[EXERCISE TASK]: Make an exact copy of the entries, and keep any pictures out of it.

[Data tied to figure images]
----
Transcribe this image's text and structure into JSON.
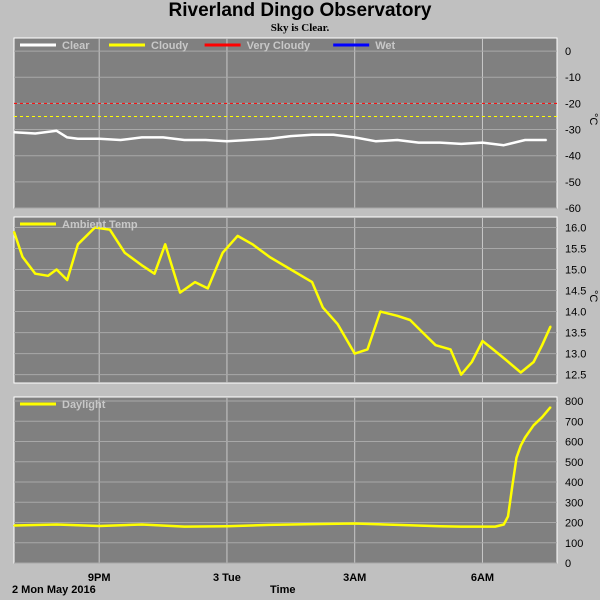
{
  "title": "Riverland Dingo Observatory",
  "subtitle": "Sky is Clear.",
  "footer": {
    "date": "2 Mon May 2016",
    "xlabel": "Time"
  },
  "x_ticks": [
    "9PM",
    "3 Tue",
    "3AM",
    "6AM"
  ],
  "chart_data": [
    {
      "type": "line",
      "name": "sky",
      "legend": [
        {
          "label": "Clear",
          "color": "#ffffff"
        },
        {
          "label": "Cloudy",
          "color": "#ffff00"
        },
        {
          "label": "Very Cloudy",
          "color": "#ff0000"
        },
        {
          "label": "Wet",
          "color": "#0000ff"
        }
      ],
      "unit": "°C",
      "ylim": [
        -60,
        5
      ],
      "yticks": [
        0,
        -10,
        -20,
        -30,
        -40,
        -50,
        -60
      ],
      "thresholds": [
        {
          "value": -20,
          "color": "#ff0000"
        },
        {
          "value": -25,
          "color": "#ffff00"
        }
      ],
      "series": [
        {
          "name": "Clear",
          "color": "#ffffff",
          "x": [
            19.0,
            19.5,
            20.0,
            20.25,
            20.5,
            21.0,
            21.5,
            22.0,
            22.5,
            23.0,
            23.5,
            24.0,
            24.5,
            25.0,
            25.5,
            26.0,
            26.5,
            27.0,
            27.5,
            28.0,
            28.5,
            29.0,
            29.5,
            30.0,
            30.5,
            31.0,
            31.5
          ],
          "y": [
            -31,
            -31.5,
            -30.5,
            -33,
            -33.5,
            -33.5,
            -34,
            -33,
            -33,
            -34,
            -34,
            -34.5,
            -34,
            -33.5,
            -32.5,
            -32,
            -32,
            -33,
            -34.5,
            -34,
            -35,
            -35,
            -35.5,
            -35,
            -36,
            -34,
            -34
          ]
        }
      ]
    },
    {
      "type": "line",
      "name": "ambient",
      "legend": [
        {
          "label": "Ambient Temp",
          "color": "#ffff00"
        }
      ],
      "unit": "°C",
      "ylim": [
        12.3,
        16.25
      ],
      "yticks": [
        16.0,
        15.5,
        15.0,
        14.5,
        14.0,
        13.5,
        13.0,
        12.5
      ],
      "series": [
        {
          "name": "Ambient Temp",
          "color": "#ffff00",
          "x": [
            19.0,
            19.2,
            19.5,
            19.8,
            20.0,
            20.25,
            20.5,
            20.9,
            21.25,
            21.6,
            22.0,
            22.3,
            22.55,
            22.9,
            23.25,
            23.55,
            23.9,
            24.25,
            24.6,
            25.0,
            25.5,
            26.0,
            26.25,
            26.6,
            27.0,
            27.3,
            27.6,
            28.0,
            28.3,
            28.6,
            28.9,
            29.25,
            29.5,
            29.75,
            30.0,
            30.25,
            30.55,
            30.9,
            31.2,
            31.4,
            31.6
          ],
          "y": [
            15.9,
            15.3,
            14.9,
            14.85,
            15.0,
            14.75,
            15.6,
            16.0,
            15.95,
            15.4,
            15.1,
            14.9,
            15.6,
            14.45,
            14.7,
            14.55,
            15.4,
            15.8,
            15.6,
            15.3,
            15.0,
            14.7,
            14.1,
            13.7,
            13.0,
            13.1,
            14.0,
            13.9,
            13.8,
            13.5,
            13.2,
            13.1,
            12.5,
            12.8,
            13.3,
            13.1,
            12.85,
            12.55,
            12.8,
            13.2,
            13.65
          ]
        }
      ]
    },
    {
      "type": "line",
      "name": "daylight",
      "legend": [
        {
          "label": "Daylight",
          "color": "#ffff00"
        }
      ],
      "unit": "",
      "ylim": [
        0,
        820
      ],
      "yticks": [
        800,
        700,
        600,
        500,
        400,
        300,
        200,
        100,
        0
      ],
      "series": [
        {
          "name": "Daylight",
          "color": "#ffff00",
          "x": [
            19.0,
            20.0,
            21.0,
            22.0,
            23.0,
            24.0,
            25.0,
            26.0,
            27.0,
            28.0,
            29.0,
            29.5,
            30.0,
            30.3,
            30.5,
            30.6,
            30.7,
            30.8,
            30.9,
            31.0,
            31.1,
            31.2,
            31.4,
            31.6
          ],
          "y": [
            185,
            190,
            183,
            190,
            180,
            182,
            188,
            192,
            195,
            188,
            182,
            180,
            180,
            180,
            190,
            230,
            380,
            520,
            580,
            620,
            650,
            680,
            720,
            770
          ]
        }
      ]
    }
  ]
}
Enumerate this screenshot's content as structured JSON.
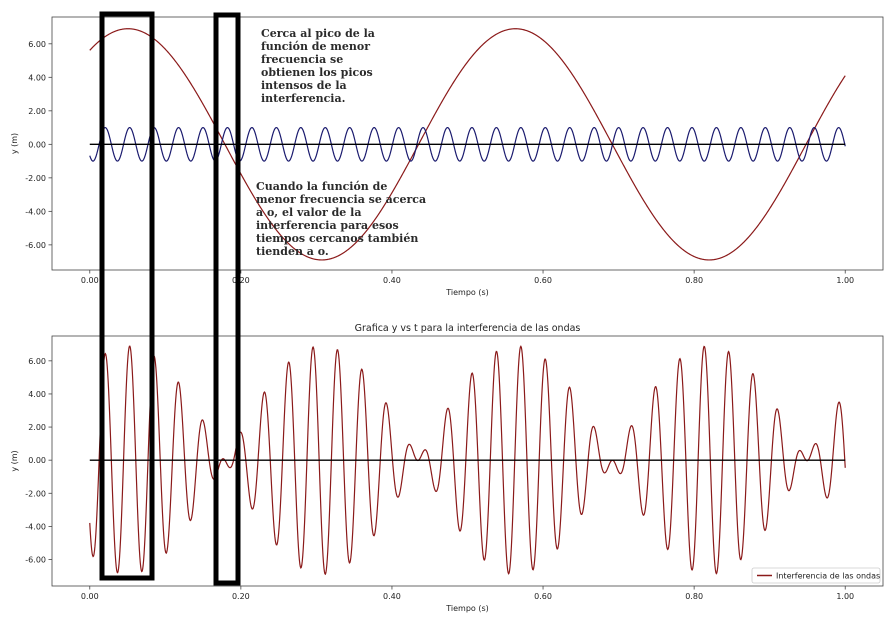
----
[CORRECT RESPONSE]:
Transcribe this image's text and structure into JSON.
{
  "title": "Riverland Dingo Observatory",
  "subtitle": "Sky is Clear.",
  "footer": {
    "date": "2 Mon May 2016",
    "xlabel": "Time"
  },
  "x_ticks": [
    "9PM",
    "3 Tue",
    "3AM",
    "6AM"
  ],
  "chart_data": [
    {
      "type": "line",
      "name": "sky",
      "legend": [
        {
          "label": "Clear",
          "color": "#ffffff"
        },
        {
          "label": "Cloudy",
          "color": "#ffff00"
        },
        {
          "label": "Very Cloudy",
          "color": "#ff0000"
        },
        {
          "label": "Wet",
          "color": "#0000ff"
        }
      ],
      "unit": "°C",
      "ylim": [
        -60,
        5
      ],
      "yticks": [
        0,
        -10,
        -20,
        -30,
        -40,
        -50,
        -60
      ],
      "thresholds": [
        {
          "value": -20,
          "color": "#ff0000"
        },
        {
          "value": -25,
          "color": "#ffff00"
        }
      ],
      "series": [
        {
          "name": "Clear",
          "color": "#ffffff",
          "x": [
            19.0,
            19.5,
            20.0,
            20.25,
            20.5,
            21.0,
            21.5,
            22.0,
            22.5,
            23.0,
            23.5,
            24.0,
            24.5,
            25.0,
            25.5,
            26.0,
            26.5,
            27.0,
            27.5,
            28.0,
            28.5,
            29.0,
            29.5,
            30.0,
            30.5,
            31.0,
            31.5
          ],
          "y": [
            -31,
            -31.5,
            -30.5,
            -33,
            -33.5,
            -33.5,
            -34,
            -33,
            -33,
            -34,
            -34,
            -34.5,
            -34,
            -33.5,
            -32.5,
            -32,
            -32,
            -33,
            -34.5,
            -34,
            -35,
            -35,
            -35.5,
            -35,
            -36,
            -34,
            -34
          ]
        }
      ]
    },
    {
      "type": "line",
      "name": "ambient",
      "legend": [
        {
          "label": "Ambient Temp",
          "color": "#ffff00"
        }
      ],
      "unit": "°C",
      "ylim": [
        12.3,
        16.25
      ],
      "yticks": [
        16.0,
        15.5,
        15.0,
        14.5,
        14.0,
        13.5,
        13.0,
        12.5
      ],
      "series": [
        {
          "name": "Ambient Temp",
          "color": "#ffff00",
          "x": [
            19.0,
            19.2,
            19.5,
            19.8,
            20.0,
            20.25,
            20.5,
            20.9,
            21.25,
            21.6,
            22.0,
            22.3,
            22.55,
            22.9,
            23.25,
            23.55,
            23.9,
            24.25,
            24.6,
            25.0,
            25.5,
            26.0,
            26.25,
            26.6,
            27.0,
            27.3,
            27.6,
            28.0,
            28.3,
            28.6,
            28.9,
            29.25,
            29.5,
            29.75,
            30.0,
            30.25,
            30.55,
            30.9,
            31.2,
            31.4,
            31.6
          ],
          "y": [
            15.9,
            15.3,
            14.9,
            14.85,
            15.0,
            14.75,
            15.6,
            16.0,
            15.95,
            15.4,
            15.1,
            14.9,
            15.6,
            14.45,
            14.7,
            14.55,
            15.4,
            15.8,
            15.6,
            15.3,
            15.0,
            14.7,
            14.1,
            13.7,
            13.0,
            13.1,
            14.0,
            13.9,
            13.8,
            13.5,
            13.2,
            13.1,
            12.5,
            12.8,
            13.3,
            13.1,
            12.85,
            12.55,
            12.8,
            13.2,
            13.65
          ]
        }
      ]
    },
    {
      "type": "line",
      "name": "daylight",
      "legend": [
        {
          "label": "Daylight",
          "color": "#ffff00"
        }
      ],
      "unit": "",
      "ylim": [
        0,
        820
      ],
      "yticks": [
        800,
        700,
        600,
        500,
        400,
        300,
        200,
        100,
        0
      ],
      "series": [
        {
          "name": "Daylight",
          "color": "#ffff00",
          "x": [
            19.0,
            20.0,
            21.0,
            22.0,
            23.0,
            24.0,
            25.0,
            26.0,
            27.0,
            28.0,
            29.0,
            29.5,
            30.0,
            30.3,
            30.5,
            30.6,
            30.7,
            30.8,
            30.9,
            31.0,
            31.1,
            31.2,
            31.4,
            31.6
          ],
          "y": [
            185,
            190,
            183,
            190,
            180,
            182,
            188,
            192,
            195,
            188,
            182,
            180,
            180,
            180,
            190,
            230,
            380,
            520,
            580,
            620,
            650,
            680,
            720,
            770
          ]
        }
      ]
    }
  ]
}
Enumerate this screenshot's content as structured JSON.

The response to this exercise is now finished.